**WHAT IS ASKED**
Go through the data below line by line and count those containing the word "this". Reply with the count only.
Start of ENTRIES PROVIDED
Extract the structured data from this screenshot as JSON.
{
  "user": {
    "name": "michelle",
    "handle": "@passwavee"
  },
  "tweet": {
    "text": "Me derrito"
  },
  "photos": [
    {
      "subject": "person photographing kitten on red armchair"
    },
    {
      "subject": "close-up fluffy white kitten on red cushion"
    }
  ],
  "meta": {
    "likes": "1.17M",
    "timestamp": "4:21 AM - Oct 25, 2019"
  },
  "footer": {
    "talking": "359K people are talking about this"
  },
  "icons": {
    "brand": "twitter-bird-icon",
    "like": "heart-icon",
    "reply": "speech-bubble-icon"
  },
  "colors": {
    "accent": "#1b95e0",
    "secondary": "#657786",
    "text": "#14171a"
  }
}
End of ENTRIES PROVIDED
**TASK RESULT**
2